» **Task requirements**:
Update the lines from the line with "List all visible" up to and including the line with "firefox-icon[interactable] — [271, 603, 291, 623]" by putting "displayed" in place of "visible", and leave everything else unchanged.

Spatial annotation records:
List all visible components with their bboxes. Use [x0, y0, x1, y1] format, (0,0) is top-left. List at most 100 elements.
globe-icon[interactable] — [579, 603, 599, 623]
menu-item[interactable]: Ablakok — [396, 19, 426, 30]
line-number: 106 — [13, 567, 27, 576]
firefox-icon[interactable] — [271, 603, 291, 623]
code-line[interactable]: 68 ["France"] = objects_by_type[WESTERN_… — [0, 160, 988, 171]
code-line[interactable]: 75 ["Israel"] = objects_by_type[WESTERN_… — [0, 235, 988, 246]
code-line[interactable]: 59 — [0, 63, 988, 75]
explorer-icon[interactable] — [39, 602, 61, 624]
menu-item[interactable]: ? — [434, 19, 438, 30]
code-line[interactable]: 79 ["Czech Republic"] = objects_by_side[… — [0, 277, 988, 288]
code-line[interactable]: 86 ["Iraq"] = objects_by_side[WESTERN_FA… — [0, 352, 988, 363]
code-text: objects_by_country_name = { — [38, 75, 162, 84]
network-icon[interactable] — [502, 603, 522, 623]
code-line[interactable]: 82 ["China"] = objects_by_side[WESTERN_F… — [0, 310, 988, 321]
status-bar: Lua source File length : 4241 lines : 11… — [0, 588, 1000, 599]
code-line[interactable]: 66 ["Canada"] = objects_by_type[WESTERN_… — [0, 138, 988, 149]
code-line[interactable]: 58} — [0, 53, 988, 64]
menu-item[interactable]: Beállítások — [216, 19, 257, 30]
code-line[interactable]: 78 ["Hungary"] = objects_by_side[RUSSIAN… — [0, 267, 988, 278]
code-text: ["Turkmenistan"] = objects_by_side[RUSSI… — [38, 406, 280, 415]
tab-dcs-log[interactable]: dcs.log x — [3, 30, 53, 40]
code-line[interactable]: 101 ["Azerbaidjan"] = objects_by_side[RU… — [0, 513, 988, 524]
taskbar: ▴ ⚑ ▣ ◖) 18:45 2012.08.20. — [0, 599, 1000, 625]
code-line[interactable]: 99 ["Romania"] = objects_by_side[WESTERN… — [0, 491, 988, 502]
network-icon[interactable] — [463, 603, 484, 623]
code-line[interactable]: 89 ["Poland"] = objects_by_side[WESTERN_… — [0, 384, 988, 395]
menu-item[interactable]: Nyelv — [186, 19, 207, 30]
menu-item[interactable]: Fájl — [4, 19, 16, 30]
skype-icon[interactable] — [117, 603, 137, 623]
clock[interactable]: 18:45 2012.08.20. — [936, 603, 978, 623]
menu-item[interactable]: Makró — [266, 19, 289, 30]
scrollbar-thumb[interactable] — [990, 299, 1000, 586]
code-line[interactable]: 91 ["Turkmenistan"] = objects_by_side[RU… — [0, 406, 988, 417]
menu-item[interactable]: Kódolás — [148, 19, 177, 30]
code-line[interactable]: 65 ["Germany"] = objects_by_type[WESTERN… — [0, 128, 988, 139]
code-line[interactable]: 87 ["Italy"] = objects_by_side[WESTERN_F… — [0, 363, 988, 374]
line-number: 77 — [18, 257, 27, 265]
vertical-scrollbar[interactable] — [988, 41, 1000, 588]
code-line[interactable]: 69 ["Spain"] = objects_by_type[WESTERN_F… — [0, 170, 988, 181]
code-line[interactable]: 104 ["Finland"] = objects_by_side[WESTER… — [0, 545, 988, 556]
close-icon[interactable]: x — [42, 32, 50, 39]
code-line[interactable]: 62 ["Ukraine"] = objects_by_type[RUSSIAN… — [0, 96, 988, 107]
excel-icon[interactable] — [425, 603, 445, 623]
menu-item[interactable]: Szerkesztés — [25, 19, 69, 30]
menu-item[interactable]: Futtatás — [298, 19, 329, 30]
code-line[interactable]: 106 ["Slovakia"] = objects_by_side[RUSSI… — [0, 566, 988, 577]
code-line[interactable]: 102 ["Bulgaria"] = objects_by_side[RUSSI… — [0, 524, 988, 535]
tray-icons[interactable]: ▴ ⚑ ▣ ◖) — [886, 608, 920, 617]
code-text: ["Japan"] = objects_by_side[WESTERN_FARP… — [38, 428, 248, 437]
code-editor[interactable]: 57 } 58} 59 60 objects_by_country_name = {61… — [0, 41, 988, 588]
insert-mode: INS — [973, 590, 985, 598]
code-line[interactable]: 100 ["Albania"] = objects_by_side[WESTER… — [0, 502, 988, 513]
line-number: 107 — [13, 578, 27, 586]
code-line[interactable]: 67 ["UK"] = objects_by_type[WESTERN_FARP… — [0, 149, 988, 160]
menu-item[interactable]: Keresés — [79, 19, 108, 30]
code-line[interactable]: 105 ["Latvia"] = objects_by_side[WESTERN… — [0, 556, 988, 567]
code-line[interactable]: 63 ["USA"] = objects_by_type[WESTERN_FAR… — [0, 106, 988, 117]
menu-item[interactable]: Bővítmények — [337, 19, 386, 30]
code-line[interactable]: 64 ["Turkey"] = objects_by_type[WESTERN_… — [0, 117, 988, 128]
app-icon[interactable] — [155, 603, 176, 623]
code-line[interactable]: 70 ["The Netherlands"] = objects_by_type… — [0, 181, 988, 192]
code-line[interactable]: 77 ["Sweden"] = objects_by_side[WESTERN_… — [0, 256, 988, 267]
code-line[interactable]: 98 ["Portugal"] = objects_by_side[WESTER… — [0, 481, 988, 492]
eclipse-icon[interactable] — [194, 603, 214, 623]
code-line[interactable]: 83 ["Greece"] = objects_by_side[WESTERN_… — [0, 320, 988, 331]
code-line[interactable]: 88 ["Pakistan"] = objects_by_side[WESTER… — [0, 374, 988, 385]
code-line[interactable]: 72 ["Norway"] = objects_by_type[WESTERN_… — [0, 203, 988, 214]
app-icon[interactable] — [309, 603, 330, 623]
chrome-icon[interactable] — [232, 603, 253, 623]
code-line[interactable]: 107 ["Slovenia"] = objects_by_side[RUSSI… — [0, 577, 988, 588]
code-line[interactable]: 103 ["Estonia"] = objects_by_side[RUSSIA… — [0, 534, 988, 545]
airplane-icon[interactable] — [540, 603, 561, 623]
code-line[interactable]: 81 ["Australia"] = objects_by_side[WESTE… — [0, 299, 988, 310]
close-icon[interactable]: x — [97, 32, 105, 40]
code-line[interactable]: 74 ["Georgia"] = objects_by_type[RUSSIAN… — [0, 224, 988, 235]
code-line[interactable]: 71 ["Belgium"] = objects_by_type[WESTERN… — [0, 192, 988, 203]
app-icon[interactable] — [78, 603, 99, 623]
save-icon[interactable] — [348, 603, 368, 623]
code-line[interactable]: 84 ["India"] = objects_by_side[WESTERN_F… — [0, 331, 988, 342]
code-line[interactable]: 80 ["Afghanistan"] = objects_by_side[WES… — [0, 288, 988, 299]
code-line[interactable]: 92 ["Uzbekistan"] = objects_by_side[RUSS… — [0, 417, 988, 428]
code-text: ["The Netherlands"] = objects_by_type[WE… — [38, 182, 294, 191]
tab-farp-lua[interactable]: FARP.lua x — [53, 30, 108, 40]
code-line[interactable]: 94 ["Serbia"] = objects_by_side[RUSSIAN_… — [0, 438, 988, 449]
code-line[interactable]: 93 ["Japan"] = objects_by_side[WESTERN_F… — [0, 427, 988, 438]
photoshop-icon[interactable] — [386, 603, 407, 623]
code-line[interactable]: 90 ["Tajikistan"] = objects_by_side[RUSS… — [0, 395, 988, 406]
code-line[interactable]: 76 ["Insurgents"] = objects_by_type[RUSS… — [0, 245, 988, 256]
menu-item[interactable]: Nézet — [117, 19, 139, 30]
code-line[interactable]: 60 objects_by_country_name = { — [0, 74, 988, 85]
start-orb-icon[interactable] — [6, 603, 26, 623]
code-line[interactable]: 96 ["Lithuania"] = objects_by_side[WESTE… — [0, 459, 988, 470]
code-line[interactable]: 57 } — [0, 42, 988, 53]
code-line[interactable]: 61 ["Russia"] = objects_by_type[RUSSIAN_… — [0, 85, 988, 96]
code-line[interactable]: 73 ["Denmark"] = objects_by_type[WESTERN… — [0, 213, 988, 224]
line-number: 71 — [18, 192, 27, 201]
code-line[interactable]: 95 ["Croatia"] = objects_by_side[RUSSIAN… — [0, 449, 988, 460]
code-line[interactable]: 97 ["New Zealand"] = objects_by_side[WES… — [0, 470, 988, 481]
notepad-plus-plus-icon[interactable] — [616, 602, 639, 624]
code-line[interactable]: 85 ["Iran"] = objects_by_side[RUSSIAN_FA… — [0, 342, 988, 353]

---

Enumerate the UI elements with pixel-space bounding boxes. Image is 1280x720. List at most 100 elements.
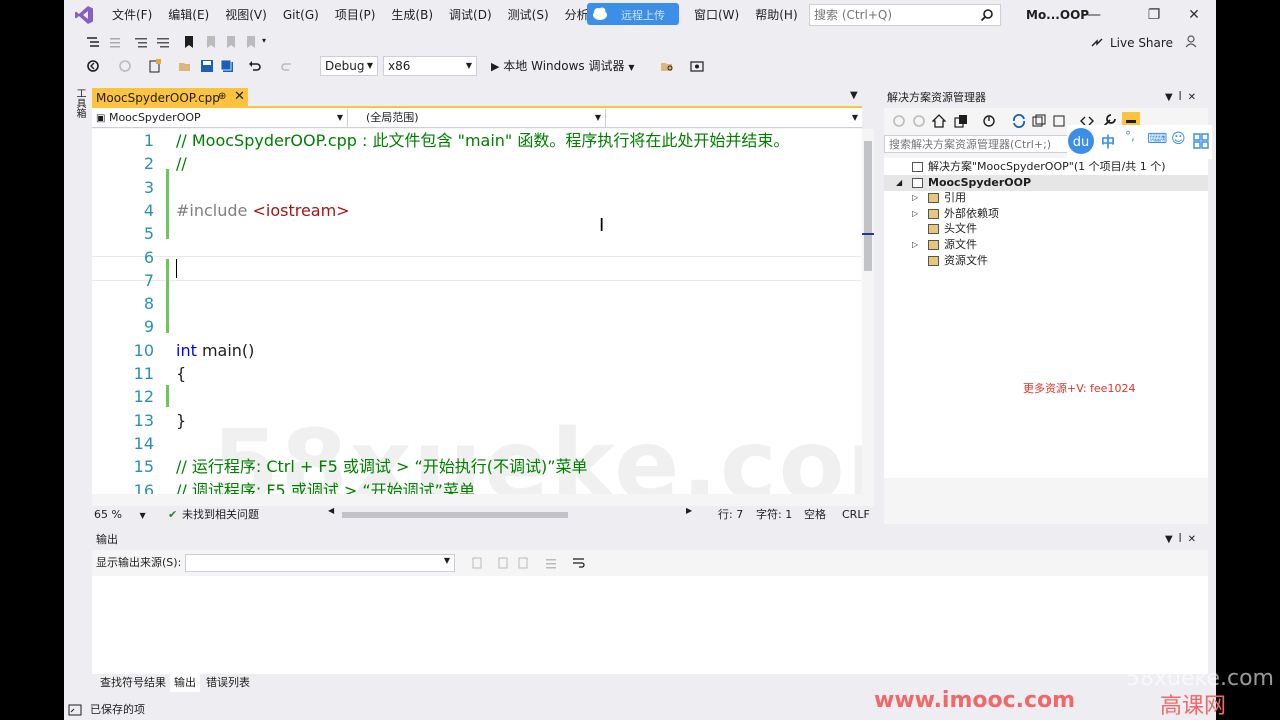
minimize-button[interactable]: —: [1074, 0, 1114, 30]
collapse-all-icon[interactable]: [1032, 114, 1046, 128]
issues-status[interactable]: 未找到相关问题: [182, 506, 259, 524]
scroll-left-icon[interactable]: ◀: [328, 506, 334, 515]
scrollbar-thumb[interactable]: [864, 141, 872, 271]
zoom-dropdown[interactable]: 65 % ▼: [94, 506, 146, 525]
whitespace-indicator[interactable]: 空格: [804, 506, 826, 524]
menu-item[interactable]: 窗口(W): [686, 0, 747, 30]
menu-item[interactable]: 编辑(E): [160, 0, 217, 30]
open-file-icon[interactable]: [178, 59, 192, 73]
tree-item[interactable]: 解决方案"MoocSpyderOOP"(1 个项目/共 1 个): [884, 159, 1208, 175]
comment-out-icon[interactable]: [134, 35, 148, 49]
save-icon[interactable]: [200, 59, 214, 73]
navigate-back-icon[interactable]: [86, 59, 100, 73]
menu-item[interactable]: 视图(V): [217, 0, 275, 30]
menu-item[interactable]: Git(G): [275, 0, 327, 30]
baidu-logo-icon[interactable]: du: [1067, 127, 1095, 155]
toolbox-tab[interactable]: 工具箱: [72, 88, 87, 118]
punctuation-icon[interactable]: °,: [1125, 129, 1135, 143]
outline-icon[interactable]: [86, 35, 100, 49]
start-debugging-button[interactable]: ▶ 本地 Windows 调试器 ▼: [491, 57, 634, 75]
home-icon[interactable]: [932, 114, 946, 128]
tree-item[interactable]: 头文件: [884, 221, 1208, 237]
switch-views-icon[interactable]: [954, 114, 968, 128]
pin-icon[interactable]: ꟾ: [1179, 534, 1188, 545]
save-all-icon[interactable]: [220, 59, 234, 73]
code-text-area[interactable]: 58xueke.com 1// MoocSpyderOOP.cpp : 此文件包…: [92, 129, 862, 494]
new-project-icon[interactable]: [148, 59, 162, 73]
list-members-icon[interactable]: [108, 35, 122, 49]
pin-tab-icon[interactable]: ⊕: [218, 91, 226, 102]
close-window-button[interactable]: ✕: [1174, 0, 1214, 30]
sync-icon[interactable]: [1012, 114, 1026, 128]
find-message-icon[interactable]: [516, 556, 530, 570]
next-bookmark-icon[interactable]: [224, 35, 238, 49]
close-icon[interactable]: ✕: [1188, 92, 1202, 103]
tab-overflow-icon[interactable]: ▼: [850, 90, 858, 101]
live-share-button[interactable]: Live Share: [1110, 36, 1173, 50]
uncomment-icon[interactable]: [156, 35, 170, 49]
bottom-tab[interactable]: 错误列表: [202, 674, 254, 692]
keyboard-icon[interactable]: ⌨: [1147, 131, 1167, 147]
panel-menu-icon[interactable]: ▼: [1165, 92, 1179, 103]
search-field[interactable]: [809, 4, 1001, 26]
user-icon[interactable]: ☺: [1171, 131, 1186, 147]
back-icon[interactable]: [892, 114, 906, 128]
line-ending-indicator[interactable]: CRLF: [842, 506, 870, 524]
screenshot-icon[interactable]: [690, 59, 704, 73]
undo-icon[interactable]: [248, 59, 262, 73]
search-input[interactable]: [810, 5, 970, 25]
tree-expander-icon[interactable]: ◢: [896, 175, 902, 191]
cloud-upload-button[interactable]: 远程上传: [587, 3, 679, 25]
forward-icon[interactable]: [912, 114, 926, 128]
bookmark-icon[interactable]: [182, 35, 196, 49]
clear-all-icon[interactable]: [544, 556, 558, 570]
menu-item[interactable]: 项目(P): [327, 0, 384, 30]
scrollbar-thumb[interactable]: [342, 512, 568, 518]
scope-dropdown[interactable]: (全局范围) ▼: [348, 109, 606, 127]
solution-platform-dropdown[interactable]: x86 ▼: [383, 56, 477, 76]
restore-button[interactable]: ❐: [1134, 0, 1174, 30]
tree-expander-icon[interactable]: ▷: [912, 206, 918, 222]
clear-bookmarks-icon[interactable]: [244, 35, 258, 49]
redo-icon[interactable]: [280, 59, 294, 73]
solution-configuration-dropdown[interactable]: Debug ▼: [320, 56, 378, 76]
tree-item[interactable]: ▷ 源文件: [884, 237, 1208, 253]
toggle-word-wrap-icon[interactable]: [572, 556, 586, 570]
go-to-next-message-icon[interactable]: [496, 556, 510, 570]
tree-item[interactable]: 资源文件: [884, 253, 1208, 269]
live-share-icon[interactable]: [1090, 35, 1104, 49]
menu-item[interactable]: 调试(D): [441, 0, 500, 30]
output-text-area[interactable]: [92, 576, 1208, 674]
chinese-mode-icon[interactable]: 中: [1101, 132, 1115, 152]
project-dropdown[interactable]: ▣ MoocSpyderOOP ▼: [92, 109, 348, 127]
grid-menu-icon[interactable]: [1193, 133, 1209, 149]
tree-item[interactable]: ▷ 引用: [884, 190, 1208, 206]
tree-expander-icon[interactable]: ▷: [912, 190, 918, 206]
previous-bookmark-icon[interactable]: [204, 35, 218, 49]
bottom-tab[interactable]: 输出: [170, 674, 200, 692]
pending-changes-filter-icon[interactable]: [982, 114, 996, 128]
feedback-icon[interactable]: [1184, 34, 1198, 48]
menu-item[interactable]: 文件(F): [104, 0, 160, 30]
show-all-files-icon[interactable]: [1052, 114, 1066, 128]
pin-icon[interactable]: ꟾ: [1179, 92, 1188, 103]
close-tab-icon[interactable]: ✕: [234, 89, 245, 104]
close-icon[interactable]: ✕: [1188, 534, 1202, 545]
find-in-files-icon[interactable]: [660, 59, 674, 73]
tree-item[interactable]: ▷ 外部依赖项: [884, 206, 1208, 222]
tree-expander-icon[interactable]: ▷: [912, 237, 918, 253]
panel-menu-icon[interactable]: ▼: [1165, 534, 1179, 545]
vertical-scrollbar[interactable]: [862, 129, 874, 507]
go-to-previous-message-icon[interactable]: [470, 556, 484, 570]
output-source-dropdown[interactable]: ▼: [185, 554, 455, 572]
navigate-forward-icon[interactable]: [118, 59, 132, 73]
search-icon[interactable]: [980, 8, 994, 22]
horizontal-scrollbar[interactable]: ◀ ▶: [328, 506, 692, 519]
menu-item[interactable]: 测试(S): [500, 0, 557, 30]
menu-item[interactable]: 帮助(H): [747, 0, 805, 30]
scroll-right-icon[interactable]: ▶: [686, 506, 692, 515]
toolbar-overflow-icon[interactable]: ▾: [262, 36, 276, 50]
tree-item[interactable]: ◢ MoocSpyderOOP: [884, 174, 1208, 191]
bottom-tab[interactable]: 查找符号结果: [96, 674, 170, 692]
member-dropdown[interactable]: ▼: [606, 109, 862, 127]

» **Result of the exercise**:
List all displayed components with their bboxes. Use [x0, y0, x1, y1] format, (0,0) is top-left. List at most 100 elements.
globe-icon[interactable] — [579, 603, 599, 623]
menu-item[interactable]: Ablakok — [396, 19, 426, 30]
line-number: 106 — [13, 567, 27, 576]
firefox-icon[interactable] — [271, 603, 291, 623]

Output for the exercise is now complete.